EXERCISE DESCRIPTION. Copy out all the entries exactly.

Records from a data source

* begin *

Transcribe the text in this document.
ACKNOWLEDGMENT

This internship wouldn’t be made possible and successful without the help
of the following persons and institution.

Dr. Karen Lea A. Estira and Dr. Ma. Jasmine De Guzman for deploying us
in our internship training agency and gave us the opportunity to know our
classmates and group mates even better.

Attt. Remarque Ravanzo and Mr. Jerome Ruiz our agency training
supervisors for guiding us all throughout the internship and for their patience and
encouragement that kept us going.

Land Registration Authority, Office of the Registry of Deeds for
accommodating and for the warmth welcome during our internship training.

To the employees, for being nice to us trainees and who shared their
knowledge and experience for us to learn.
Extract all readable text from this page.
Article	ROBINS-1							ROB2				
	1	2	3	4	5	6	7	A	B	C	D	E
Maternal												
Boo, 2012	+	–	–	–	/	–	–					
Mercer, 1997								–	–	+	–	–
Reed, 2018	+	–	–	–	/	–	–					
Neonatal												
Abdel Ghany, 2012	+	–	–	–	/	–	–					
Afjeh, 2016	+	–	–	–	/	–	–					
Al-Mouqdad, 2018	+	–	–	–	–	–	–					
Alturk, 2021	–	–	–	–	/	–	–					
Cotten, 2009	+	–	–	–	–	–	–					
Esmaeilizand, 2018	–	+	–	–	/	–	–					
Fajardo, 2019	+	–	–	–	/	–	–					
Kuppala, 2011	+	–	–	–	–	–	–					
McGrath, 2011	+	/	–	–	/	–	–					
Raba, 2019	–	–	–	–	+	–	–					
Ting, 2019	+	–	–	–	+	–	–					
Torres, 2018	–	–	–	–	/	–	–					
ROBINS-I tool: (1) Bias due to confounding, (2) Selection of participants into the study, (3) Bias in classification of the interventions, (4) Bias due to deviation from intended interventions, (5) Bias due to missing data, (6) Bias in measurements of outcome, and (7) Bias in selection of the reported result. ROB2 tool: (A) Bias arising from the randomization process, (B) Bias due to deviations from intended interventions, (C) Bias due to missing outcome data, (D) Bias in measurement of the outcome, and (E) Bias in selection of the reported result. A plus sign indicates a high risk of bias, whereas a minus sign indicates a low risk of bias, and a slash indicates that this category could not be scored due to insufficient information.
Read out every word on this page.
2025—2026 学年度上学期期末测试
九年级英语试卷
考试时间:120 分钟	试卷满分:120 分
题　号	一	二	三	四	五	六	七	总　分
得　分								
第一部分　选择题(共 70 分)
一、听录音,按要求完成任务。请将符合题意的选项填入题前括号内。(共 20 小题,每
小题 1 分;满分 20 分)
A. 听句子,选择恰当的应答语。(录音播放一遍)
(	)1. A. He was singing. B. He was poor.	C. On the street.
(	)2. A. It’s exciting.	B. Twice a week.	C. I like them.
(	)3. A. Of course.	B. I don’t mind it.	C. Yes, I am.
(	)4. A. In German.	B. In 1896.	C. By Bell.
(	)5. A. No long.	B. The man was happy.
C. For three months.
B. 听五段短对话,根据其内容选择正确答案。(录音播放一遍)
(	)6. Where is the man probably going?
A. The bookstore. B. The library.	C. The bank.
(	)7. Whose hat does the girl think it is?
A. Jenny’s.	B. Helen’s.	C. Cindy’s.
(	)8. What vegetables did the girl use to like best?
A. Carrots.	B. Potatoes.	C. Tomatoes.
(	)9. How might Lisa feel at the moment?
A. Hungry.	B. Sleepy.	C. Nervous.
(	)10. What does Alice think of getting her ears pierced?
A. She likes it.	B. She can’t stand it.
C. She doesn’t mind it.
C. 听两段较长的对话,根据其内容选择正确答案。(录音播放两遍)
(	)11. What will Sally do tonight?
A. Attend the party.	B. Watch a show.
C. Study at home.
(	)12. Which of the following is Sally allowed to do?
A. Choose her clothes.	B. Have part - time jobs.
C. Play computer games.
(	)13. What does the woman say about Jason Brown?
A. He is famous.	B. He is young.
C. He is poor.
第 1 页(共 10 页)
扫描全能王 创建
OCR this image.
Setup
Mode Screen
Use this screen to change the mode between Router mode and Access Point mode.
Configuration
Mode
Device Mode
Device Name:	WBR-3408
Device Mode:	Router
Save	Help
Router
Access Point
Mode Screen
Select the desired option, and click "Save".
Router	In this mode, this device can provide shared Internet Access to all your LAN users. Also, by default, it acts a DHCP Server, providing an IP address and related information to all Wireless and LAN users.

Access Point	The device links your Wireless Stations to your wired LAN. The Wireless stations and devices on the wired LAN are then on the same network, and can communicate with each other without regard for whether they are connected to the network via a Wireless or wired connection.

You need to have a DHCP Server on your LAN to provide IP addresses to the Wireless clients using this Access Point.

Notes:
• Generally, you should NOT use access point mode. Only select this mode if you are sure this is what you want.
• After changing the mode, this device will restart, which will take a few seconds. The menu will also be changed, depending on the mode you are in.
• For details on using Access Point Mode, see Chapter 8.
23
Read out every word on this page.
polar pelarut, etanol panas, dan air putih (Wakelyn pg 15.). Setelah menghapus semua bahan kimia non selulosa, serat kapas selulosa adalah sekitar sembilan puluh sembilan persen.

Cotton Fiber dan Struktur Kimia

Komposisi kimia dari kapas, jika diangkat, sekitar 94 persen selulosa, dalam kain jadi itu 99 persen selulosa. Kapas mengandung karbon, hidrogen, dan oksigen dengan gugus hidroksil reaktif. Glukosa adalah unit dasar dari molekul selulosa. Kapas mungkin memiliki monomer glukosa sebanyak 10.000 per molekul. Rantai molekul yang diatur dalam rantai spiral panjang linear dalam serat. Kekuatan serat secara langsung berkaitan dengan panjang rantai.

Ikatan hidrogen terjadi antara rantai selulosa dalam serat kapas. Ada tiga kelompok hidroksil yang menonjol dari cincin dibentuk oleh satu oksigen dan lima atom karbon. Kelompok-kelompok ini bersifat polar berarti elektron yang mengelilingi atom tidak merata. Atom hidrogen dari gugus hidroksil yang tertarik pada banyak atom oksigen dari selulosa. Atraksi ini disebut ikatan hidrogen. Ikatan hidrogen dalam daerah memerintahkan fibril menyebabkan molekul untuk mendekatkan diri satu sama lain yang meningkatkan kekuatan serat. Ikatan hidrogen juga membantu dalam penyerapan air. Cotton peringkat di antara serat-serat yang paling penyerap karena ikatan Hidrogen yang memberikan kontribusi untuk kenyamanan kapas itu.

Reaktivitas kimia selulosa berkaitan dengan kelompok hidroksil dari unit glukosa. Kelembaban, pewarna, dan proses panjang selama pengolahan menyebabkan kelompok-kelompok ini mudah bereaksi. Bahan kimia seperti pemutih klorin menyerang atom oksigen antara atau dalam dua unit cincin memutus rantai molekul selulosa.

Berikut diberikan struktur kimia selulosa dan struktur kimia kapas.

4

* end *

SOLUTION BELOW.
Transcribe the text in this document.
ACKNOWLEDGMENT

This internship wouldn’t be made possible and successful without the help
of the following persons and institution.

Dr. Karen Lea A. Estira and Dr. Ma. Jasmine De Guzman for deploying us
in our internship training agency and gave us the opportunity to know our
classmates and group mates even better.

Attt. Remarque Ravanzo and Mr. Jerome Ruiz our agency training
supervisors for guiding us all throughout the internship and for their patience and
encouragement that kept us going.

Land Registration Authority, Office of the Registry of Deeds for
accommodating and for the warmth welcome during our internship training.

To the employees, for being nice to us trainees and who shared their
knowledge and experience for us to learn.
Extract all readable text from this page.
Article	ROBINS-1							ROB2				
	1	2	3	4	5	6	7	A	B	C	D	E
Maternal												
Boo, 2012	+	–	–	–	/	–	–					
Mercer, 1997								–	–	+	–	–
Reed, 2018	+	–	–	–	/	–	–					
Neonatal												
Abdel Ghany, 2012	+	–	–	–	/	–	–					
Afjeh, 2016	+	–	–	–	/	–	–					
Al-Mouqdad, 2018	+	–	–	–	–	–	–					
Alturk, 2021	–	–	–	–	/	–	–					
Cotten, 2009	+	–	–	–	–	–	–					
Esmaeilizand, 2018	–	+	–	–	/	–	–					
Fajardo, 2019	+	–	–	–	/	–	–					
Kuppala, 2011	+	–	–	–	–	–	–					
McGrath, 2011	+	/	–	–	/	–	–					
Raba, 2019	–	–	–	–	+	–	–					
Ting, 2019	+	–	–	–	+	–	–					
Torres, 2018	–	–	–	–	/	–	–					
ROBINS-I tool: (1) Bias due to confounding, (2) Selection of participants into the study, (3) Bias in classification of the interventions, (4) Bias due to deviation from intended interventions, (5) Bias due to missing data, (6) Bias in measurements of outcome, and (7) Bias in selection of the reported result. ROB2 tool: (A) Bias arising from the randomization process, (B) Bias due to deviations from intended interventions, (C) Bias due to missing outcome data, (D) Bias in measurement of the outcome, and (E) Bias in selection of the reported result. A plus sign indicates a high risk of bias, whereas a minus sign indicates a low risk of bias, and a slash indicates that this category could not be scored due to insufficient information.
Read out every word on this page.
2025—2026 学年度上学期期末测试
九年级英语试卷
考试时间:120 分钟	试卷满分:120 分
题　号	一	二	三	四	五	六	七	总　分
得　分								
第一部分　选择题(共 70 分)
一、听录音,按要求完成任务。请将符合题意的选项填入题前括号内。(共 20 小题,每
小题 1 分;满分 20 分)
A. 听句子,选择恰当的应答语。(录音播放一遍)
(	)1. A. He was singing. B. He was poor.	C. On the street.
(	)2. A. It’s exciting.	B. Twice a week.	C. I like them.
(	)3. A. Of course.	B. I don’t mind it.	C. Yes, I am.
(	)4. A. In German.	B. In 1896.	C. By Bell.
(	)5. A. No long.	B. The man was happy.
C. For three months.
B. 听五段短对话,根据其内容选择正确答案。(录音播放一遍)
(	)6. Where is the man probably going?
A. The bookstore. B. The library.	C. The bank.
(	)7. Whose hat does the girl think it is?
A. Jenny’s.	B. Helen’s.	C. Cindy’s.
(	)8. What vegetables did the girl use to like best?
A. Carrots.	B. Potatoes.	C. Tomatoes.
(	)9. How might Lisa feel at the moment?
A. Hungry.	B. Sleepy.	C. Nervous.
(	)10. What does Alice think of getting her ears pierced?
A. She likes it.	B. She can’t stand it.
C. She doesn’t mind it.
C. 听两段较长的对话,根据其内容选择正确答案。(录音播放两遍)
(	)11. What will Sally do tonight?
A. Attend the party.	B. Watch a show.
C. Study at home.
(	)12. Which of the following is Sally allowed to do?
A. Choose her clothes.	B. Have part - time jobs.
C. Play computer games.
(	)13. What does the woman say about Jason Brown?
A. He is famous.	B. He is young.
C. He is poor.
第 1 页(共 10 页)
扫描全能王 创建
OCR this image.
Setup
Mode Screen
Use this screen to change the mode between Router mode and Access Point mode.
Configuration
Mode
Device Mode
Device Name:	WBR-3408
Device Mode:	Router
Save	Help
Router
Access Point
Mode Screen
Select the desired option, and click "Save".
Router	In this mode, this device can provide shared Internet Access to all your LAN users. Also, by default, it acts a DHCP Server, providing an IP address and related information to all Wireless and LAN users.

Access Point	The device links your Wireless Stations to your wired LAN. The Wireless stations and devices on the wired LAN are then on the same network, and can communicate with each other without regard for whether they are connected to the network via a Wireless or wired connection.

You need to have a DHCP Server on your LAN to provide IP addresses to the Wireless clients using this Access Point.

Notes:
• Generally, you should NOT use access point mode. Only select this mode if you are sure this is what you want.
• After changing the mode, this device will restart, which will take a few seconds. The menu will also be changed, depending on the mode you are in.
• For details on using Access Point Mode, see Chapter 8.
23
Read out every word on this page.
polar pelarut, etanol panas, dan air putih (Wakelyn pg 15.). Setelah menghapus semua bahan kimia non selulosa, serat kapas selulosa adalah sekitar sembilan puluh sembilan persen.

Cotton Fiber dan Struktur Kimia

Komposisi kimia dari kapas, jika diangkat, sekitar 94 persen selulosa, dalam kain jadi itu 99 persen selulosa. Kapas mengandung karbon, hidrogen, dan oksigen dengan gugus hidroksil reaktif. Glukosa adalah unit dasar dari molekul selulosa. Kapas mungkin memiliki monomer glukosa sebanyak 10.000 per molekul. Rantai molekul yang diatur dalam rantai spiral panjang linear dalam serat. Kekuatan serat secara langsung berkaitan dengan panjang rantai.

Ikatan hidrogen terjadi antara rantai selulosa dalam serat kapas. Ada tiga kelompok hidroksil yang menonjol dari cincin dibentuk oleh satu oksigen dan lima atom karbon. Kelompok-kelompok ini bersifat polar berarti elektron yang mengelilingi atom tidak merata. Atom hidrogen dari gugus hidroksil yang tertarik pada banyak atom oksigen dari selulosa. Atraksi ini disebut ikatan hidrogen. Ikatan hidrogen dalam daerah memerintahkan fibril menyebabkan molekul untuk mendekatkan diri satu sama lain yang meningkatkan kekuatan serat. Ikatan hidrogen juga membantu dalam penyerapan air. Cotton peringkat di antara serat-serat yang paling penyerap karena ikatan Hidrogen yang memberikan kontribusi untuk kenyamanan kapas itu.

Reaktivitas kimia selulosa berkaitan dengan kelompok hidroksil dari unit glukosa. Kelembaban, pewarna, dan proses panjang selama pengolahan menyebabkan kelompok-kelompok ini mudah bereaksi. Bahan kimia seperti pemutih klorin menyerang atom oksigen antara atau dalam dua unit cincin memutus rantai molekul selulosa.

Berikut diberikan struktur kimia selulosa dan struktur kimia kapas.

4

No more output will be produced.